### [SOURCE PASSAGE]
Visualizing mathematical expressions as graphics is generally performed in Mathematica using a suite of functions, identified with the word "Plot" in their names. You can start with the rudimentary plots of f(x) versus x over a specified one-dimensional domain, then move on to plots in two-dimensional domains in Cartesian, polar, and spherical geometries. The functions can also be parametric, allowing more complicated combinations. Mathematica's visualization toolset are not the most complete in the industry, however, and some of the function names can be misleading. For example, the "Plot3D" function, whose name is taken from the rendering process involved, is a misnomer in that it can only plot two-dimensional functions (f(x,y)), rather than three-dimensional ones (f(x,y,z)). A series of options on these plots can be used to specify different aspect ratios, colors, and other plotting parameters. Mathematica covers the basics here, but, disappointingly, has not significantly improved this feature suite in almost a decade.

A plot produced by Mathematica 4.2.

Exporting and importing text, data, and formulas has improved in Mathematica and largely kept with the times. Most expressions from a notebook can be exported into HTML, TeX, C, Fortran, or XML. Two- and one-dimensional data can be exported into a variety of graphics and sound formats, respectively.

On top of all the functions so far, you may also write code in Mathematica to execute arbitrary programs. It has functions like For[], While[], If[], and even Goto[], which should be familiar to those who have ever programmed a computer. This feature set even includes primitive debugging capabilities. Programming Mathematica can be useful if you need to create an arbitrarily complicated execution sequence that rely on the program's set of mathematical expressions. Personally, I am comfortable programming in a lower-level language, but I know those who used Mathematica's existing programming features to great effect because they were able to take advantage of its other features simultaneously.

### [THE EXERCISE]
Answer these from the Mathematica review:
(a) What kind of functions can Plot3D actually plot?
(b) Which formats can most notebook expressions be exported into?
(c) Which programming functions does the review name?

### [RECORDS SHOWN]
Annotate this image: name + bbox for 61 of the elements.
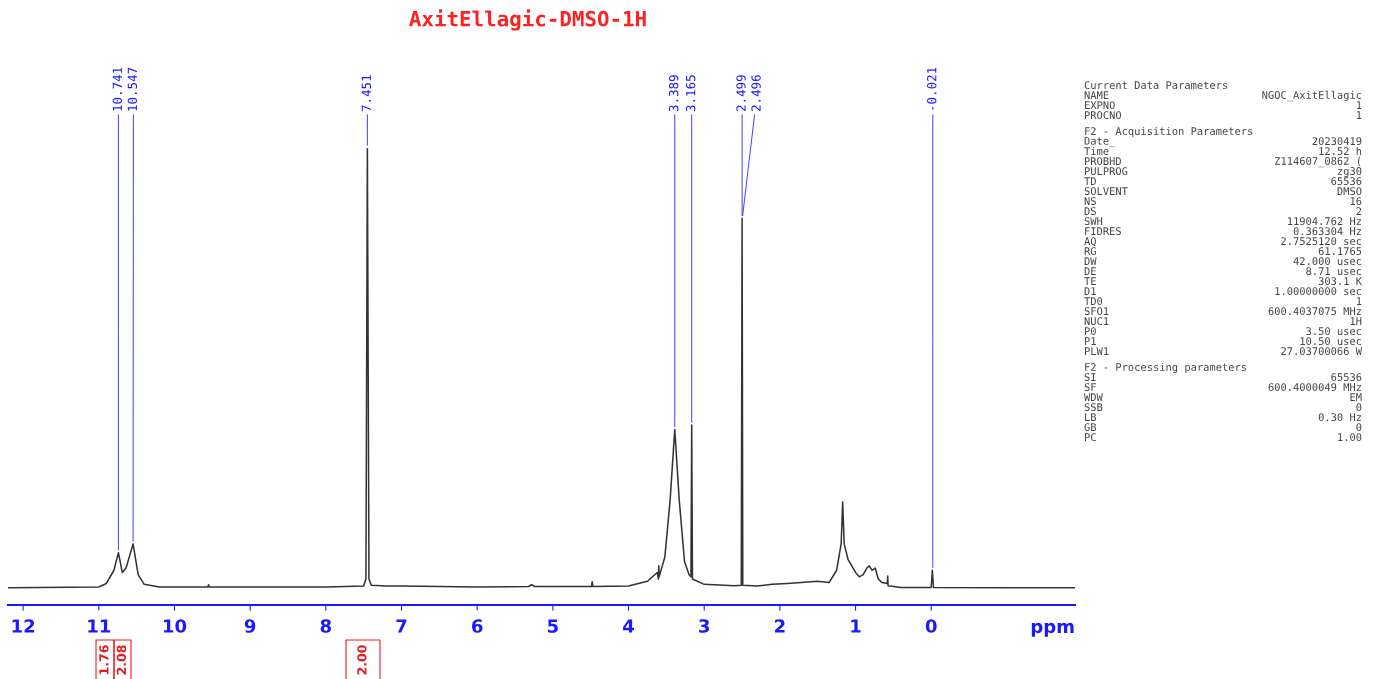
text: NAME NGOC_AxitEllagic [1084, 90, 1362, 102]
x-tick-label: 10 [163, 619, 187, 633]
x-tick-label: 5 [547, 619, 558, 633]
text: F2 - Acquisition Parameters [1085, 126, 1253, 138]
text: PROBHD Z114607_0862 ( [1085, 156, 1361, 168]
annotation: 7.451 [361, 75, 372, 112]
text: FIDRES 0.363304 Hz [1085, 227, 1362, 236]
annotation: 3.165 [685, 75, 696, 112]
text: PLW1 27.03700066 W [1085, 347, 1362, 356]
annotation: 2.496 [751, 75, 761, 112]
x-tick-label: 11 [88, 619, 111, 633]
text: DS 2 [1084, 207, 1362, 216]
text: 2.08 [116, 645, 127, 675]
text: TE 303.1 K [1084, 277, 1362, 286]
text: RG 61.1765 [1084, 247, 1362, 256]
text: DW 42.000 usec [1084, 257, 1362, 266]
text: NS 16 [1084, 197, 1362, 206]
x-tick-label: 12 [12, 619, 35, 633]
annotation: -0.021 [927, 67, 937, 110]
text: GB 0 [1084, 423, 1362, 432]
x-tick-label: 0 [925, 619, 937, 633]
text: NUC1 1H [1084, 317, 1362, 326]
text: 2.00 [357, 645, 367, 675]
x-tick-label: 9 [244, 619, 256, 633]
text: Time 12.52 h [1084, 146, 1362, 156]
x-tick-label: 8 [320, 619, 331, 633]
text: PULPROG zg30 [1085, 167, 1362, 178]
text: PROCNO 1 [1085, 111, 1362, 120]
text: PC 1.00 [1085, 433, 1362, 442]
text: AQ 2.7525120 sec [1084, 237, 1362, 247]
x-tick-label: 7 [396, 619, 407, 633]
text: D1 1.00000000 sec [1084, 287, 1362, 296]
text: P0 3.50 usec [1085, 327, 1362, 336]
text: SSB 0 [1084, 403, 1362, 412]
text: SWH 11904.762 Hz [1084, 217, 1362, 226]
annotation: 10.547 [127, 67, 138, 111]
x-axis-title: ppm [1031, 622, 1074, 637]
x-tick-label: 4 [623, 619, 634, 633]
x-tick-label: 3 [699, 619, 710, 633]
text: TD0 1 [1084, 297, 1362, 306]
annotation: 10.741 [112, 67, 123, 111]
x-tick-label: 2 [775, 619, 785, 633]
text: SFO1 600.4037075 MHz [1084, 307, 1362, 316]
text: 1.76 [99, 645, 109, 675]
text: SOLVENT DMSO [1084, 187, 1362, 196]
x-tick-label: 1 [851, 619, 861, 633]
text: EXPNO 1 [1085, 101, 1362, 110]
text: TD 65536 [1084, 177, 1362, 186]
text: Date_ 20230419 [1084, 137, 1362, 148]
text: F2 - Processing parameters [1085, 362, 1247, 374]
x-tick-label: 6 [472, 619, 483, 633]
text: P1 10.50 usec [1085, 337, 1362, 346]
annotation: 2.499 [736, 75, 746, 112]
text: SF 600.4000049 MHz [1084, 383, 1362, 392]
text: LB 0.30 Hz [1085, 413, 1362, 422]
text: SI 65536 [1084, 373, 1362, 382]
text: DE 8.71 usec [1084, 267, 1362, 276]
annotation: 3.389 [668, 75, 679, 112]
text: Current Data Parameters [1084, 81, 1228, 90]
chart-title: AxitEllagic-DMSO-1H [409, 9, 646, 31]
text: WDW EM [1084, 393, 1362, 401]
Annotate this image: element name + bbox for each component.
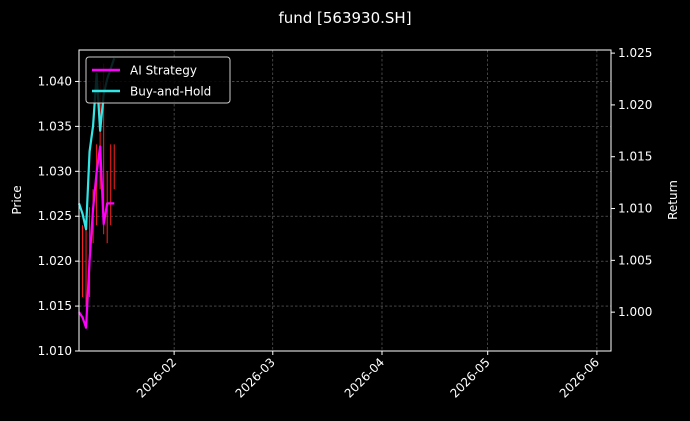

### [OUTPUT FOR THIS TASK]
(a) Only two-dimensional functions, f(x,y), not three-dimensional ones, f(x,y,z).
(b) HTML, TeX, C, Fortran, or XML.
(c) For[], While[], If[], and Goto[].